Description of the task: Spot every line with the word "plume" and return it.

Supplied records:
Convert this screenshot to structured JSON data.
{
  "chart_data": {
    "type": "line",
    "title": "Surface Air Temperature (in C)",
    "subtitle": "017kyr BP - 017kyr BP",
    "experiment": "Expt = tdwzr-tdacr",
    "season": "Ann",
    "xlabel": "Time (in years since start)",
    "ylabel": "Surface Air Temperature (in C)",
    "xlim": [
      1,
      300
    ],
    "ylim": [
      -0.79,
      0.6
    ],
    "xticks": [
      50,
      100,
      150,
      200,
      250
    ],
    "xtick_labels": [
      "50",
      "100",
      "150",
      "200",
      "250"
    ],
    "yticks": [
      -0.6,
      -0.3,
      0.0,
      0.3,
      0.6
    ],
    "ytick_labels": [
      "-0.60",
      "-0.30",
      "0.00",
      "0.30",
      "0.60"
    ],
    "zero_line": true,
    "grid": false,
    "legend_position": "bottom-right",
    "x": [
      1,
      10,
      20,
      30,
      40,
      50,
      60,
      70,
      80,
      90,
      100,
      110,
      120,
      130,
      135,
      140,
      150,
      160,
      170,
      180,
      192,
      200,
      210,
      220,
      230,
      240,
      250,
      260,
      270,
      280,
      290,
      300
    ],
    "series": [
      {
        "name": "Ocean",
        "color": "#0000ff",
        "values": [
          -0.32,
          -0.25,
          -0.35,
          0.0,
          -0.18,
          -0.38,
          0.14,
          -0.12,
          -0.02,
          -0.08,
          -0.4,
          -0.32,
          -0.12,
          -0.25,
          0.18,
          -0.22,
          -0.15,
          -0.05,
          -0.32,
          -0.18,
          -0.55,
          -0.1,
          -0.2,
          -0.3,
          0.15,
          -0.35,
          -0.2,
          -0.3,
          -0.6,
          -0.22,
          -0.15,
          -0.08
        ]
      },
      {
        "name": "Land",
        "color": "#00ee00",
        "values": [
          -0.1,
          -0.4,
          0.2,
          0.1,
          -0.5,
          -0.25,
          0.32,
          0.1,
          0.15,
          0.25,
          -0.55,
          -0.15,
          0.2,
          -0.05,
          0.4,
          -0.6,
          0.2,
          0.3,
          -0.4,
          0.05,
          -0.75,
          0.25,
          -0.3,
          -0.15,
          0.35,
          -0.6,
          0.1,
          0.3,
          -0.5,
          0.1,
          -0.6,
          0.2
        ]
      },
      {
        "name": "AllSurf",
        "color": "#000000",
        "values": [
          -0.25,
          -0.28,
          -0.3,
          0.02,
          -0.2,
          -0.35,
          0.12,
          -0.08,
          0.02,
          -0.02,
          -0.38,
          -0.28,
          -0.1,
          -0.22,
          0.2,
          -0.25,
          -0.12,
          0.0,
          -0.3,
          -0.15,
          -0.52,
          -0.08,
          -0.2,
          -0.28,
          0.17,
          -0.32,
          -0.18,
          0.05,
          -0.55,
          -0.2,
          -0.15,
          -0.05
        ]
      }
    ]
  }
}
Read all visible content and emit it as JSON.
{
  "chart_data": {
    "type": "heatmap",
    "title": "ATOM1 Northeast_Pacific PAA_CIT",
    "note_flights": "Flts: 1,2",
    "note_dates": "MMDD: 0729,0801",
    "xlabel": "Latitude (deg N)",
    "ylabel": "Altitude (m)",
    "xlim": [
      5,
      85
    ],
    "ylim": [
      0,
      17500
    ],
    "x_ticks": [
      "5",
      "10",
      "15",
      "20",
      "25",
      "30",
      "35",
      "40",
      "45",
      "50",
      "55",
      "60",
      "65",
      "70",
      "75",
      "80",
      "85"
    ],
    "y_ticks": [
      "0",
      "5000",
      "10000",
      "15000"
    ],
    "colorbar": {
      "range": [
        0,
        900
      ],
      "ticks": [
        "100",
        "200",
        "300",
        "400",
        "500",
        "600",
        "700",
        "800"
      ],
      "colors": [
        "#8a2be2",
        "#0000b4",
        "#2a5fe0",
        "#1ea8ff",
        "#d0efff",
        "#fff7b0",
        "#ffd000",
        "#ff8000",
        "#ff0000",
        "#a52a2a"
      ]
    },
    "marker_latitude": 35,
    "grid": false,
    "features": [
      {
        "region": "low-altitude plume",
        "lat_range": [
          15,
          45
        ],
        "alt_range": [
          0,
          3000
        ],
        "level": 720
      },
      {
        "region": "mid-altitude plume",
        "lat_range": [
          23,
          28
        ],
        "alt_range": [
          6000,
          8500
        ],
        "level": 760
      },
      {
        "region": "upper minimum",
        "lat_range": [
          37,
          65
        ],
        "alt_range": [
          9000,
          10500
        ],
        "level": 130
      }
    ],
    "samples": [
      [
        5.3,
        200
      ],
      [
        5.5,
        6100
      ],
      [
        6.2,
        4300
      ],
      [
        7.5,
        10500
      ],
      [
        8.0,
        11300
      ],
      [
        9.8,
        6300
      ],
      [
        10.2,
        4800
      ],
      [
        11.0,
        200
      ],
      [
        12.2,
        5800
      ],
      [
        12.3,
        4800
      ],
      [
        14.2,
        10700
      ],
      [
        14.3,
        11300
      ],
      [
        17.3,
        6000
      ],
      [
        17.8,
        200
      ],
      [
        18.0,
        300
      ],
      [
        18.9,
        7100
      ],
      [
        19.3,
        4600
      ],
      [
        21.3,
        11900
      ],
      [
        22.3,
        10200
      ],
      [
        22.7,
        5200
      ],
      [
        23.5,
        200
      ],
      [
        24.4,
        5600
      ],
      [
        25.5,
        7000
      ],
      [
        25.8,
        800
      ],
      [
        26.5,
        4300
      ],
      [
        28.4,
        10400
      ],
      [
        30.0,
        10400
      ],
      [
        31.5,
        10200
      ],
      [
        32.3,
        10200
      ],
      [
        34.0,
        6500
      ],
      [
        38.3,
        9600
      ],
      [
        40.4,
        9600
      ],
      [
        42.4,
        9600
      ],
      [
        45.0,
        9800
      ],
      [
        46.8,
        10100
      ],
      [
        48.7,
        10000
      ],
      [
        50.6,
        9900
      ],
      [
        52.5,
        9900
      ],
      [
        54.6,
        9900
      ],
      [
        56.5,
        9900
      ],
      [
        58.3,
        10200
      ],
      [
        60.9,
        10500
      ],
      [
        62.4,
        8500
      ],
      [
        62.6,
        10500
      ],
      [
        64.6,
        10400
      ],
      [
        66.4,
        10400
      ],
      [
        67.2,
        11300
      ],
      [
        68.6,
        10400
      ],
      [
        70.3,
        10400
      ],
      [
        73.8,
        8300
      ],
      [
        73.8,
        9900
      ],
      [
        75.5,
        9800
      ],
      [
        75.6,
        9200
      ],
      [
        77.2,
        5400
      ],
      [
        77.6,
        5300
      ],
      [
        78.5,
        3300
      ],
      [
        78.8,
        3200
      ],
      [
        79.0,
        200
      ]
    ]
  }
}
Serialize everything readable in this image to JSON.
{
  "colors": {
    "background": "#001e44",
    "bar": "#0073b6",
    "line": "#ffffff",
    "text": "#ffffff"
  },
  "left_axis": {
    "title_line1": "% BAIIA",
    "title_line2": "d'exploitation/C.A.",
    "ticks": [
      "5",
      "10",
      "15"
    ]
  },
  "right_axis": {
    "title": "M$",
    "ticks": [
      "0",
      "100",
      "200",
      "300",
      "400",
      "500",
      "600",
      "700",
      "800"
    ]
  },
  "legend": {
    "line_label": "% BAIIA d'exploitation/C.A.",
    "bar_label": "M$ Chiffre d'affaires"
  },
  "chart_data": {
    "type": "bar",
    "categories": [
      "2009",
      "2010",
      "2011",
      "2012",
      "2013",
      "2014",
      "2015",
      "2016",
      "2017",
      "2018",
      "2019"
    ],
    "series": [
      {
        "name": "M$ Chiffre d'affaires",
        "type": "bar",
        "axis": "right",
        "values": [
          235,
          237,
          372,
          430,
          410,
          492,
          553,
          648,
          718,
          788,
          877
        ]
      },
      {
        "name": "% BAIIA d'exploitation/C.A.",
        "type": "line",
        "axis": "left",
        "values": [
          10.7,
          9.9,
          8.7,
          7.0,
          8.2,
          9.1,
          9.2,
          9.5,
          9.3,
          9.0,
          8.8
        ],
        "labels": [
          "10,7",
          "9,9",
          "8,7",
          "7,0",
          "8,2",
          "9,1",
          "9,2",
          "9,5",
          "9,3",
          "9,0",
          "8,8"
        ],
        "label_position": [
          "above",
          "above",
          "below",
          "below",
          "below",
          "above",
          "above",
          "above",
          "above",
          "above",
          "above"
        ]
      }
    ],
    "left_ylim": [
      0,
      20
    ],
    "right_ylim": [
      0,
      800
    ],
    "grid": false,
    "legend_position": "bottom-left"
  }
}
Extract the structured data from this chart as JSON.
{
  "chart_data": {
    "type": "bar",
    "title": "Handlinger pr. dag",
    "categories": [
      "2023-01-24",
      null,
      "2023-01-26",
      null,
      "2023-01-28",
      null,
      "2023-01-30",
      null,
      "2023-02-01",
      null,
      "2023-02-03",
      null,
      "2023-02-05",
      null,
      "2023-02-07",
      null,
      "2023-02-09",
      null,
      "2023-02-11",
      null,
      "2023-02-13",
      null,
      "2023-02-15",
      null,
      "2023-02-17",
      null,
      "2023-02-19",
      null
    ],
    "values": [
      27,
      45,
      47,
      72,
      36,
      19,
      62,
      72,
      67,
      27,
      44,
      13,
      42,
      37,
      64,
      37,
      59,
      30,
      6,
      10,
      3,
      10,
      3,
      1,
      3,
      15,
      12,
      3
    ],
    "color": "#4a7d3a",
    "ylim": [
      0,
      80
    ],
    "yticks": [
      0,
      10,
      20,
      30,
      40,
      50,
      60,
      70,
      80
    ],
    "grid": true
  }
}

Solution:
        "region": "low-altitude plume",
        "region": "mid-altitude plume",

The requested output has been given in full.